§ Required action: Look through the records that follow. Copy every line containing the word "JSON".

Figure collection entries:

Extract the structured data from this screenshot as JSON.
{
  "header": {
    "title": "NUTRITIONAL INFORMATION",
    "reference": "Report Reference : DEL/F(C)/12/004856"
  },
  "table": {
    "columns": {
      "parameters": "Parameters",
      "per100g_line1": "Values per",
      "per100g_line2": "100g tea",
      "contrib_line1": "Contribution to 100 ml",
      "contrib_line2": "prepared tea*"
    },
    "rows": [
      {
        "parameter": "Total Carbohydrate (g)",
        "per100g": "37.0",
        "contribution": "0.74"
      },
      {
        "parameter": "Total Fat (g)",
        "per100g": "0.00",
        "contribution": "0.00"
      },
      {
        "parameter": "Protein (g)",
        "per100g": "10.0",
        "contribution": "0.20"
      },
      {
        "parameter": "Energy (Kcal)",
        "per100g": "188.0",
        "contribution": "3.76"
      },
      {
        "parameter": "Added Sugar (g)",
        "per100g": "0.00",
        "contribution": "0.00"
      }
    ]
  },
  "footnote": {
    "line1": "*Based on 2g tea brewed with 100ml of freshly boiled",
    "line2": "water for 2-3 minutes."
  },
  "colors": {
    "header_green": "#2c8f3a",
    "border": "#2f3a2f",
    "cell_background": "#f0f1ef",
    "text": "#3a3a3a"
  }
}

--

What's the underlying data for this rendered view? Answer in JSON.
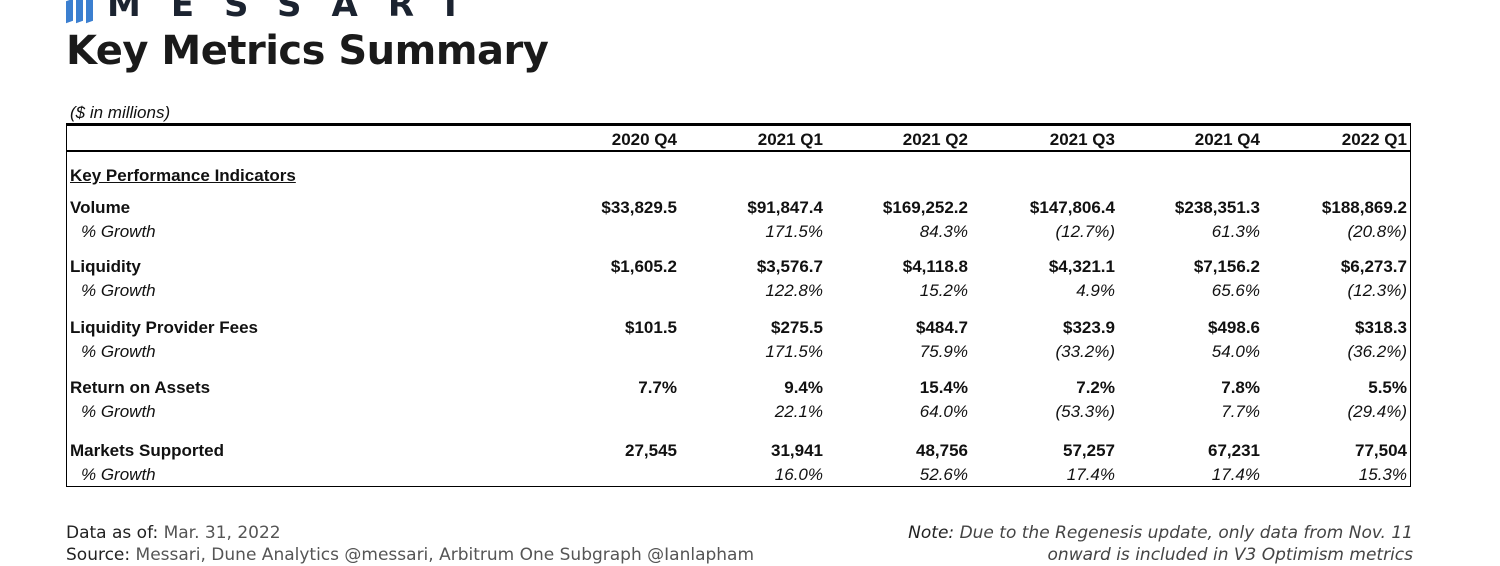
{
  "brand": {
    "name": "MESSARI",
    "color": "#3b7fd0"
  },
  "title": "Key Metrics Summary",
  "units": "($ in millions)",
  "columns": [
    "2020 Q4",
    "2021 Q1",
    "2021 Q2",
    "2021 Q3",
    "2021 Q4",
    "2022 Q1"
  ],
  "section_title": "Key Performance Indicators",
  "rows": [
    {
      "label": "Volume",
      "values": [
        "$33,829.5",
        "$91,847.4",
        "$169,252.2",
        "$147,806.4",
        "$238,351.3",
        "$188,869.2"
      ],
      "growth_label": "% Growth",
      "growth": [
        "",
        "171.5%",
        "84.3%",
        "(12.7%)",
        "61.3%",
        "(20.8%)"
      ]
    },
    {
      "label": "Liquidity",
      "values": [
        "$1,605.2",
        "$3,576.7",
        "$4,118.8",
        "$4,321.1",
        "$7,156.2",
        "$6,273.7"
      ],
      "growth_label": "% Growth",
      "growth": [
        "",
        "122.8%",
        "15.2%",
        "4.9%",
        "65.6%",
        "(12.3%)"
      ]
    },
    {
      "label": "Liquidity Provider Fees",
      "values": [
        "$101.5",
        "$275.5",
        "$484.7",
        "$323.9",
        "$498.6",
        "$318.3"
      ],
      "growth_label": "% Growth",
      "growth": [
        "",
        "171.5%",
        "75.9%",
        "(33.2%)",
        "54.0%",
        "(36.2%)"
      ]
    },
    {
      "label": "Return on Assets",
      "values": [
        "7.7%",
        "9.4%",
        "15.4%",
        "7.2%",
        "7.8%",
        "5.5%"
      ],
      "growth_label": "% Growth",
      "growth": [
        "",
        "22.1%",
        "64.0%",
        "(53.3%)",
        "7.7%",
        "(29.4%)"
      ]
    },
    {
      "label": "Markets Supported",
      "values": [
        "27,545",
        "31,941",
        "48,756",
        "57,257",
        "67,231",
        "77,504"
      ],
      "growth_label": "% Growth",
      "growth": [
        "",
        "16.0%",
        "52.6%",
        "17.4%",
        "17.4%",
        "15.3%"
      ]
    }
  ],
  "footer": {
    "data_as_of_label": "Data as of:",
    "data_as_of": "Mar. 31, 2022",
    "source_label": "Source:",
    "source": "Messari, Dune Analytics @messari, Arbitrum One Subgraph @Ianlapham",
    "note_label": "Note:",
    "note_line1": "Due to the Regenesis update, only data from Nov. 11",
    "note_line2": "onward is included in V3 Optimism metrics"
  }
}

§ Output of the task:
Extract the structured data from this screenshot as JSON.
What's the underlying data for this rendered view? Answer in JSON.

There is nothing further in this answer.